Aim
Starting with the line that holds "Transcribe this image's", reproduce each line through the last one of the data, exactly as written. Pictures are not copied.
##### Given records #####
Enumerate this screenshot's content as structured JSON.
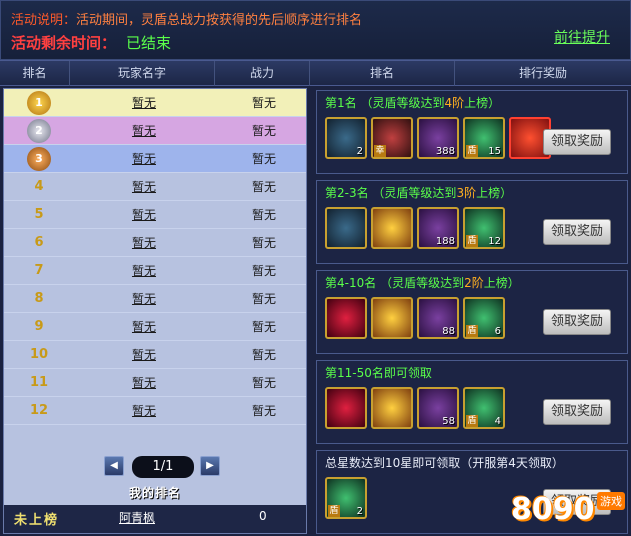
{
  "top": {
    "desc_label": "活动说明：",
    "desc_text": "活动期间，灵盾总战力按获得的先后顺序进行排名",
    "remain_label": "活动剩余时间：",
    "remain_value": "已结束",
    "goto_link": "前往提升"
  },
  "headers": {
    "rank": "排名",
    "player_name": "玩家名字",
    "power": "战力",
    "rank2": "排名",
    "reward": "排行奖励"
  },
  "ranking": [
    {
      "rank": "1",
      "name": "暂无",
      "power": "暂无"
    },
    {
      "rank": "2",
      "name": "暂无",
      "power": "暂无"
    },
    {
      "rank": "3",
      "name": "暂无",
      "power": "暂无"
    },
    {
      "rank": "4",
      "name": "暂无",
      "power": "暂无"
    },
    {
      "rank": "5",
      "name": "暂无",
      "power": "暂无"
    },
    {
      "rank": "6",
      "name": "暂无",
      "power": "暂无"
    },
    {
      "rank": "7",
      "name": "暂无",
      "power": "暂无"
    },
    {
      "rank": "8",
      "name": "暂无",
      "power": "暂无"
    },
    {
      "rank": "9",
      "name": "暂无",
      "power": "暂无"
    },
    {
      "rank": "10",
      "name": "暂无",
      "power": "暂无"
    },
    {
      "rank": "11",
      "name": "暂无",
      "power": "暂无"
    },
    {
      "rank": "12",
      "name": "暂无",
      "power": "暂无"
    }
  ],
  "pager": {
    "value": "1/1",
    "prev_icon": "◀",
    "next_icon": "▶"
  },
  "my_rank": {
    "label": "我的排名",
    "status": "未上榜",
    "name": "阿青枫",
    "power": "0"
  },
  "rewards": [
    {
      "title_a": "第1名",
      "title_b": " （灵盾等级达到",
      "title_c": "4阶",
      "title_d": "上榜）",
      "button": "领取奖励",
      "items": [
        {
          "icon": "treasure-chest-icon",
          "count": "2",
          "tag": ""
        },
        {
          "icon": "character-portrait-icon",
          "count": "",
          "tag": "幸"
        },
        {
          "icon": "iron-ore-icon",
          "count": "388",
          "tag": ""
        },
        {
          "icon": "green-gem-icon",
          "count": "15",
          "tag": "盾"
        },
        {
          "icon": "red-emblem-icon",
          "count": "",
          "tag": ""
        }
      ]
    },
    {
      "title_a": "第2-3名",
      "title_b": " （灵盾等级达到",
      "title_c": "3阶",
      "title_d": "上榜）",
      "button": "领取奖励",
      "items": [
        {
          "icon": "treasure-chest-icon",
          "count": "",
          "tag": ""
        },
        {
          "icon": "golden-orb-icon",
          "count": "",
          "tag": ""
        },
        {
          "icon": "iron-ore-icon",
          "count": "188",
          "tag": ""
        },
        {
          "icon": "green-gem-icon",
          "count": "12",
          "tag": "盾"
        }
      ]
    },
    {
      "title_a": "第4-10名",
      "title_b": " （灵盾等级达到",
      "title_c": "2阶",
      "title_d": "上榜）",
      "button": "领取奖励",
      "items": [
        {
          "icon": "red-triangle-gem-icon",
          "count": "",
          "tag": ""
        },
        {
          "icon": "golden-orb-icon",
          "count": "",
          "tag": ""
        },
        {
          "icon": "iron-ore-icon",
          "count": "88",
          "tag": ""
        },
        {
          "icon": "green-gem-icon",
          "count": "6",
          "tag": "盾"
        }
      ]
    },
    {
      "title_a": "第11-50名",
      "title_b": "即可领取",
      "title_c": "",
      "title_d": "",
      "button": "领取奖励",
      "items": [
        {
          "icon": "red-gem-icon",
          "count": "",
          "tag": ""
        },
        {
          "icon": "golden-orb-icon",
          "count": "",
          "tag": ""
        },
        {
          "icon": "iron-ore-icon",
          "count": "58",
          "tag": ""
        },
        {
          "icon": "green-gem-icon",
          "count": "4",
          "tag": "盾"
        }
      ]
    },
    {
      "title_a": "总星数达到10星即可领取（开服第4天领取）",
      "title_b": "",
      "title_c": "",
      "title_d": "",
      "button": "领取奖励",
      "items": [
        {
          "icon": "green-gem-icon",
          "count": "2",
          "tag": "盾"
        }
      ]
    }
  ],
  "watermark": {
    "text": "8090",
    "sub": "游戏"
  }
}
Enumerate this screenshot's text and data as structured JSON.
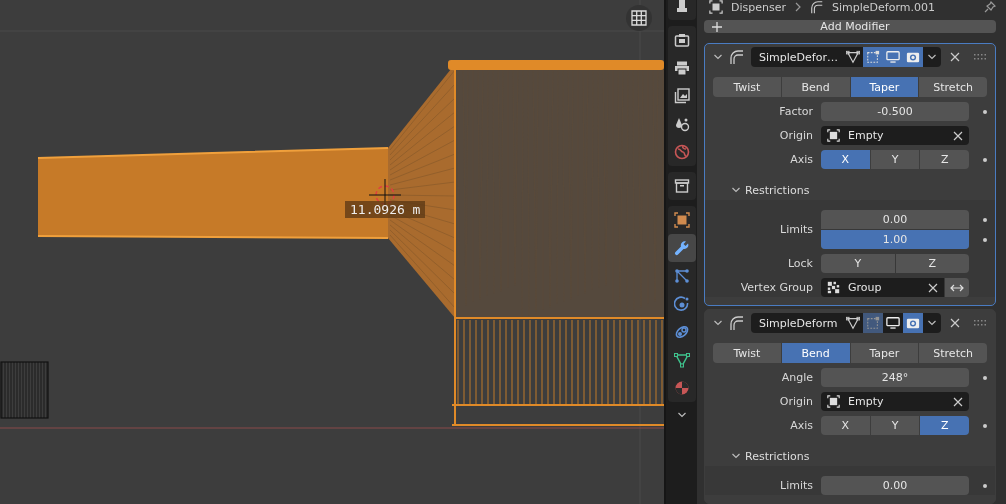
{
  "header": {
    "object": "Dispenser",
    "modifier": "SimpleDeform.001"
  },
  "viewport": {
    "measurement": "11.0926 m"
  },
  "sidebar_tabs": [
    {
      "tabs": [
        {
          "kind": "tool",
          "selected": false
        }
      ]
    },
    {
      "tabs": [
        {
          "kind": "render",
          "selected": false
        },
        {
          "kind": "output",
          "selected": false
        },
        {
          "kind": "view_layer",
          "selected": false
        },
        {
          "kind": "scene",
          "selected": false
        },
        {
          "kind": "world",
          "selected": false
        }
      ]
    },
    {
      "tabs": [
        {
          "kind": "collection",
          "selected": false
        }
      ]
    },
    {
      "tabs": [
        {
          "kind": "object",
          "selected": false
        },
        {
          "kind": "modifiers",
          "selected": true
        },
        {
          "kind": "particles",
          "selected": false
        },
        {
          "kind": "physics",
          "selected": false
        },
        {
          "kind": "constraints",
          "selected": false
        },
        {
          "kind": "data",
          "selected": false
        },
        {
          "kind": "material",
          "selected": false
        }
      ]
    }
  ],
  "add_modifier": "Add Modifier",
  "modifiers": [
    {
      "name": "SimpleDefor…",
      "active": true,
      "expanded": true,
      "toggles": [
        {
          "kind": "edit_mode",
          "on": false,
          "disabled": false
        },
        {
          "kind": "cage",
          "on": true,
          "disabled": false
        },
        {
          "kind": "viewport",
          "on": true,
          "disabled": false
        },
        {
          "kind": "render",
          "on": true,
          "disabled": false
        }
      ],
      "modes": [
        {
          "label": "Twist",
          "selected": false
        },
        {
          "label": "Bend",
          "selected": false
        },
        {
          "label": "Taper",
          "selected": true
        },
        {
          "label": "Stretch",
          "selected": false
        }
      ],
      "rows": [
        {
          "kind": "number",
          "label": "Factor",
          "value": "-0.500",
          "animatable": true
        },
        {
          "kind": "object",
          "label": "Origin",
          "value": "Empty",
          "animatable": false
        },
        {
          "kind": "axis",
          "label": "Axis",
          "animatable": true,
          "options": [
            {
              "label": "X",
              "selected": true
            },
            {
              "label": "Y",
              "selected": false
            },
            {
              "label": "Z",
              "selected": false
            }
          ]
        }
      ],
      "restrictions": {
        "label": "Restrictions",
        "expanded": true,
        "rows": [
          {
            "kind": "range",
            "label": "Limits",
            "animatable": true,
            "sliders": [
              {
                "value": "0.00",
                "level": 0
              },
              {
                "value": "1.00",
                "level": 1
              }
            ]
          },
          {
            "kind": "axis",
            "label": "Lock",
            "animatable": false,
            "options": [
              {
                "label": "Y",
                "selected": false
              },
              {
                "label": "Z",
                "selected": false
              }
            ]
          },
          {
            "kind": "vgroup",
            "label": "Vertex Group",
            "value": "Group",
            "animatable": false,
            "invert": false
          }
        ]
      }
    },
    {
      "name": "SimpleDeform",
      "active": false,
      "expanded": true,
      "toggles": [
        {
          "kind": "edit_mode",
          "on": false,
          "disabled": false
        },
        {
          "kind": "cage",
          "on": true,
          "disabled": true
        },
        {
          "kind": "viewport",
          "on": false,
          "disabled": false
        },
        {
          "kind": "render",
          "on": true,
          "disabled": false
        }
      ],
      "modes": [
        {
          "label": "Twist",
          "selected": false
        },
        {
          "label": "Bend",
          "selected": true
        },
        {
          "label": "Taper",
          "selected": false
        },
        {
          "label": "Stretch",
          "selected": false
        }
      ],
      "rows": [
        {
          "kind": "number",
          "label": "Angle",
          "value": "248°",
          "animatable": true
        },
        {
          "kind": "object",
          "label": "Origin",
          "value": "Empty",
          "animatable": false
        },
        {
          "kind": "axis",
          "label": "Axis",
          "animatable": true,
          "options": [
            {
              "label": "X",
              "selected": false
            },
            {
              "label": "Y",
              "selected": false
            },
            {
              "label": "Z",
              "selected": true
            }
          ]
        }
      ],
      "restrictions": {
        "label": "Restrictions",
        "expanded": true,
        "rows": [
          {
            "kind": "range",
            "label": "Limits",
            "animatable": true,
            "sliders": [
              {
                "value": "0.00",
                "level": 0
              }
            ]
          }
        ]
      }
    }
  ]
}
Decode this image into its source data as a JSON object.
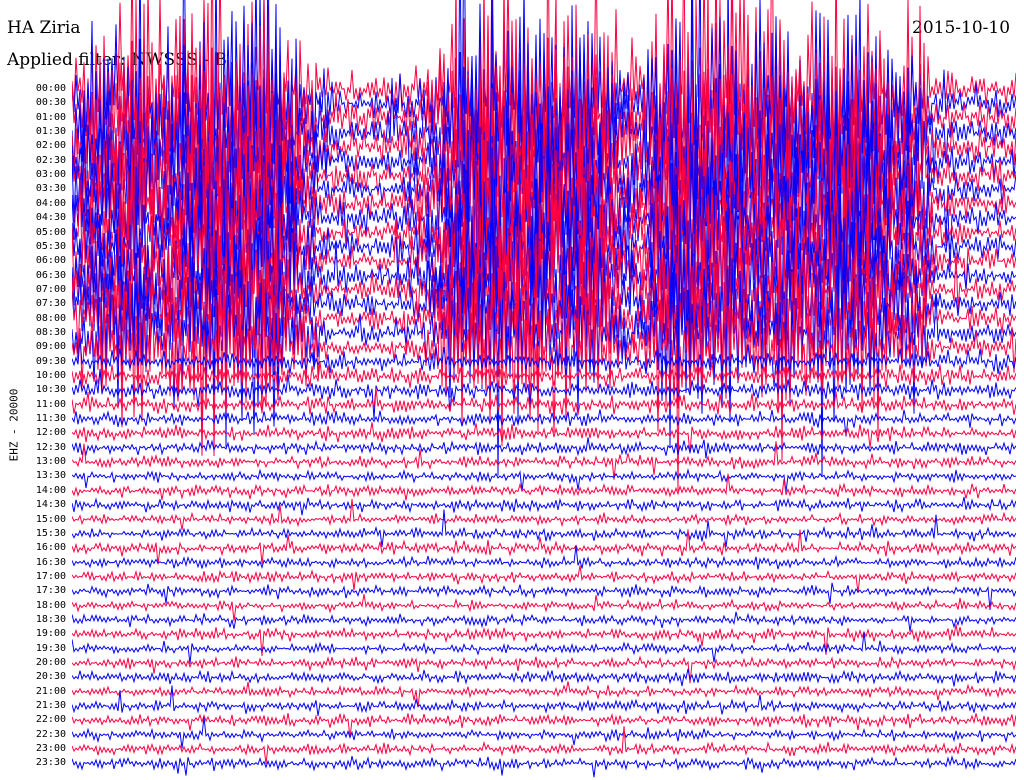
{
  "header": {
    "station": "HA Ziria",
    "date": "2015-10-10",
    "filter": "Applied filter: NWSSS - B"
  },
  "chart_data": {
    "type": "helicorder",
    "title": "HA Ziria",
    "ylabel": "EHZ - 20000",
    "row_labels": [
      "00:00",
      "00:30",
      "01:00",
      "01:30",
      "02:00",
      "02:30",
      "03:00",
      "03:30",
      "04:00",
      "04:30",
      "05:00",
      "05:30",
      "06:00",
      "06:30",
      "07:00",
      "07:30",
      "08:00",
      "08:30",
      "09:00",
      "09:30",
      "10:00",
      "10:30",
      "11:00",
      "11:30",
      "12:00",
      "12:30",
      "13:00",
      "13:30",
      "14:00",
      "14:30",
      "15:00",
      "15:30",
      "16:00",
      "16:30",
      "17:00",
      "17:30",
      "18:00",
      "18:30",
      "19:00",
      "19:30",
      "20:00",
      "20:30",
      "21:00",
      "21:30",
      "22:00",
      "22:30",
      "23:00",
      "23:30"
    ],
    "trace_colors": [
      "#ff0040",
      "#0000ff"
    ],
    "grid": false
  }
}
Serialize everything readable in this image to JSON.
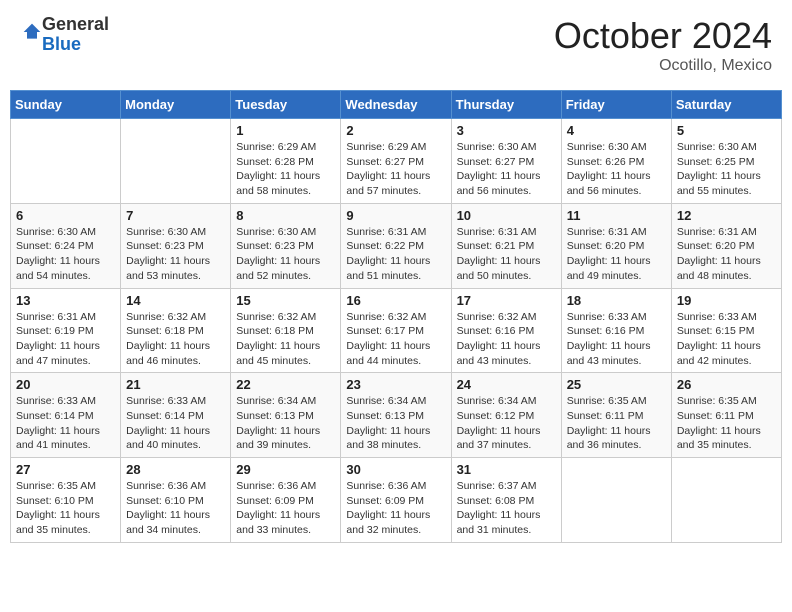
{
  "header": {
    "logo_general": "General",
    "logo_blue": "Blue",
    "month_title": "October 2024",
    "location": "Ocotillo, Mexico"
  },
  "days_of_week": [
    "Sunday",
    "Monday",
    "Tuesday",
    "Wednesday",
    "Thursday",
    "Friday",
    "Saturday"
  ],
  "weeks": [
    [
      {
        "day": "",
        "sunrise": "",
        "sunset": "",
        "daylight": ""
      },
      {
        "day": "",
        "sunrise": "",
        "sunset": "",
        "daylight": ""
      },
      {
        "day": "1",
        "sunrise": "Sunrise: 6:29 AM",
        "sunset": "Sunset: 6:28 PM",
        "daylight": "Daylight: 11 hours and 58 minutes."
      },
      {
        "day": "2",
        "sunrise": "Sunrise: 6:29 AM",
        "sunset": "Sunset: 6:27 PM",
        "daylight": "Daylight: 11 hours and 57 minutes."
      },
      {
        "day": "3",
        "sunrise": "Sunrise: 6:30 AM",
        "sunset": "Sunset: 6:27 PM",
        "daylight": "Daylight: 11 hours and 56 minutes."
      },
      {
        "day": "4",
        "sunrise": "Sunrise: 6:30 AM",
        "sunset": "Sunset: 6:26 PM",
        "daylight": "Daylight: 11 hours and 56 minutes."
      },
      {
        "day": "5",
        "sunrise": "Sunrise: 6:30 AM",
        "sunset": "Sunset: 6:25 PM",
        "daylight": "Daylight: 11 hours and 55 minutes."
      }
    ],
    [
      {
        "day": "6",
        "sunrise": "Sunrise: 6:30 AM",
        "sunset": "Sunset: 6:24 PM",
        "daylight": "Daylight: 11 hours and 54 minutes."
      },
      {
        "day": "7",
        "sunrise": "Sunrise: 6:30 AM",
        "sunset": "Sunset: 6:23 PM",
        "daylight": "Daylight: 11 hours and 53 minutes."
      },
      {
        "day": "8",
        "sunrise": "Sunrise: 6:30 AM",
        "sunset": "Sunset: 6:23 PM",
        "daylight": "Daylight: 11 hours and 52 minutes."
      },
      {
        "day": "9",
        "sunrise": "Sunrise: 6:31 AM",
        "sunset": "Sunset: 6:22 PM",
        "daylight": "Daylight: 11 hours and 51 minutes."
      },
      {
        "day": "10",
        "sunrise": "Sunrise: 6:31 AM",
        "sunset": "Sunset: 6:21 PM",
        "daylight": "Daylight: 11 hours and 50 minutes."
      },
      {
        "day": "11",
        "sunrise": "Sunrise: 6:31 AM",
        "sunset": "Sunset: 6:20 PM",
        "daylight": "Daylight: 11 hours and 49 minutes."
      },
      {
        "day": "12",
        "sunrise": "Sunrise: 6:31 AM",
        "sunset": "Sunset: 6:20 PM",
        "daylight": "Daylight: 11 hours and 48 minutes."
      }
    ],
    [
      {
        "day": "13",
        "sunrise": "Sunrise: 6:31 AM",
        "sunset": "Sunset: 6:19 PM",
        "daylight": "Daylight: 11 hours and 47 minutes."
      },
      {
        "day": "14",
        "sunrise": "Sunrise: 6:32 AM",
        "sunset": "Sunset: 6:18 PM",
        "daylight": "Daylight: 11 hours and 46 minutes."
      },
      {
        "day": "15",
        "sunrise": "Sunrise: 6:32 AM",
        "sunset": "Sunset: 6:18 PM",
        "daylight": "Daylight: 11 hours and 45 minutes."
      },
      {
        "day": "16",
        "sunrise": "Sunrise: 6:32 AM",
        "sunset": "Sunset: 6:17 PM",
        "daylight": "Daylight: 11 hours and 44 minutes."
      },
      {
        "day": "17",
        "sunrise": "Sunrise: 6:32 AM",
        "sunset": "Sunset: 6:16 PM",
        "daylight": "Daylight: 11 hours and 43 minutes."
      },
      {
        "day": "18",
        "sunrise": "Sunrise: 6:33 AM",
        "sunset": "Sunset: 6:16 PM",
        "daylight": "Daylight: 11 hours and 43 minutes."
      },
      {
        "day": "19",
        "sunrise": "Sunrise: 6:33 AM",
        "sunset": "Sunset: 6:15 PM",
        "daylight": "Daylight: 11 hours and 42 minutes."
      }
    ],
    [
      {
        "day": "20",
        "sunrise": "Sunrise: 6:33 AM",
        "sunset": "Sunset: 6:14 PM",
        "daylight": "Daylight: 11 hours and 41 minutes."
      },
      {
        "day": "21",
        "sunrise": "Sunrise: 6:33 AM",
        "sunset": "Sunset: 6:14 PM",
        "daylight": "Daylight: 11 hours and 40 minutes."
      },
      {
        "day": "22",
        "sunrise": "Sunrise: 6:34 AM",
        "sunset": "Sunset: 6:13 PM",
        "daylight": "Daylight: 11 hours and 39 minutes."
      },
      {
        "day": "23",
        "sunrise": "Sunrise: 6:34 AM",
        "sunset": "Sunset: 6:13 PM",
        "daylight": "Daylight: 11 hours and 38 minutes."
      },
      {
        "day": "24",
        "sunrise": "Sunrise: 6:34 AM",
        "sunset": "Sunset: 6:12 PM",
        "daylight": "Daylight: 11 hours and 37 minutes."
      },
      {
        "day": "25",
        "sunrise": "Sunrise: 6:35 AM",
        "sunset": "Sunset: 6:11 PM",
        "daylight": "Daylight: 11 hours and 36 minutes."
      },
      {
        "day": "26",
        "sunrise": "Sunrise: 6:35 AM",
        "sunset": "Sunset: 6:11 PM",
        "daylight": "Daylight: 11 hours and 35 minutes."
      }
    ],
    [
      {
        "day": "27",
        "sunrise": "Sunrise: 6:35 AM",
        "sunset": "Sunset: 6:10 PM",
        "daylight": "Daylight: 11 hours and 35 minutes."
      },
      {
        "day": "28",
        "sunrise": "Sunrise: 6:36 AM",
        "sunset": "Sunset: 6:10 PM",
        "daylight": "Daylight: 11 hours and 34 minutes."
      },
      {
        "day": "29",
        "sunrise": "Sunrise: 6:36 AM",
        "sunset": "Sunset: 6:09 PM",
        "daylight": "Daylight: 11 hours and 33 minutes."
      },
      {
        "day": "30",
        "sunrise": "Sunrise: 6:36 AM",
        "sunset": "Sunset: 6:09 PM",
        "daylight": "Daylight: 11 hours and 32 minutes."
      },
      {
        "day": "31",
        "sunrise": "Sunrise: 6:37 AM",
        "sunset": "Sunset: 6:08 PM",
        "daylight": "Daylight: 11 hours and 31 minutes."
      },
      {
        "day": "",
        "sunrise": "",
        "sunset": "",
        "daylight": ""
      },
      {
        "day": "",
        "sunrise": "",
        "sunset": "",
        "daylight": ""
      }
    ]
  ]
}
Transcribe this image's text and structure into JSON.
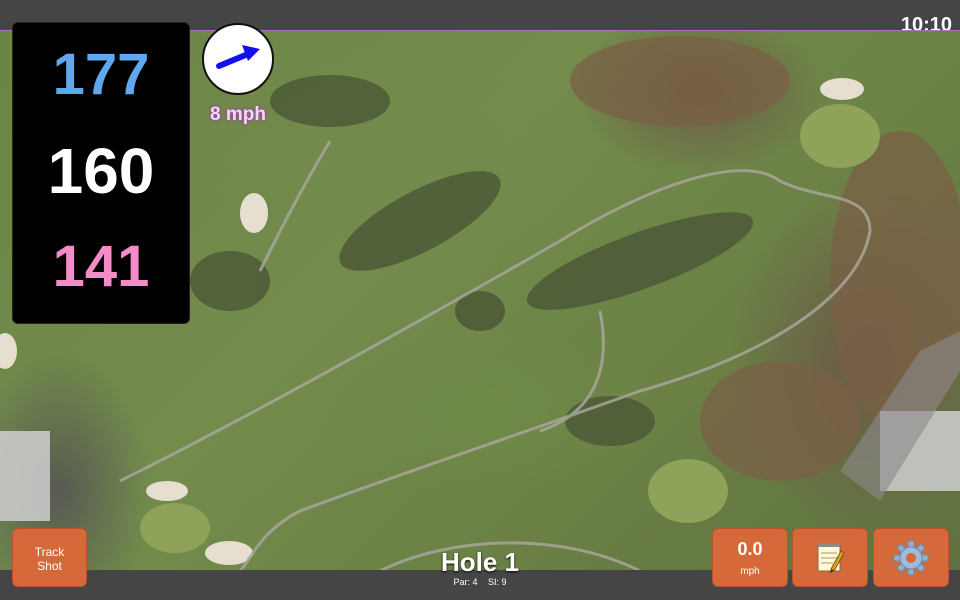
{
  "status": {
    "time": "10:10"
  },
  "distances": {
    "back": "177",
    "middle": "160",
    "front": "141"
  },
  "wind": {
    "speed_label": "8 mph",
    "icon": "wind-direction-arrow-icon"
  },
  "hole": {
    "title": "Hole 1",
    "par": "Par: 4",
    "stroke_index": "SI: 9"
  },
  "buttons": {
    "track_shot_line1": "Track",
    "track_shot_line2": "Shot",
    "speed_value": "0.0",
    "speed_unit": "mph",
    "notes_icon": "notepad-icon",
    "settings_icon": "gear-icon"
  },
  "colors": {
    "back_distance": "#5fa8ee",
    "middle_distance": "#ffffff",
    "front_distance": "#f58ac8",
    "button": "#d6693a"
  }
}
#####
Answer to this exercise
Transcribe this image's text and structure into JSON.
{
  "status": {
    "time": "10:10"
  },
  "distances": {
    "back": "177",
    "middle": "160",
    "front": "141"
  },
  "wind": {
    "speed_label": "8 mph",
    "icon": "wind-direction-arrow-icon"
  },
  "hole": {
    "title": "Hole 1",
    "par": "Par: 4",
    "stroke_index": "SI: 9"
  },
  "buttons": {
    "track_shot_line1": "Track",
    "track_shot_line2": "Shot",
    "speed_value": "0.0",
    "speed_unit": "mph",
    "notes_icon": "notepad-icon",
    "settings_icon": "gear-icon"
  },
  "colors": {
    "back_distance": "#5fa8ee",
    "middle_distance": "#ffffff",
    "front_distance": "#f58ac8",
    "button": "#d6693a"
  }
}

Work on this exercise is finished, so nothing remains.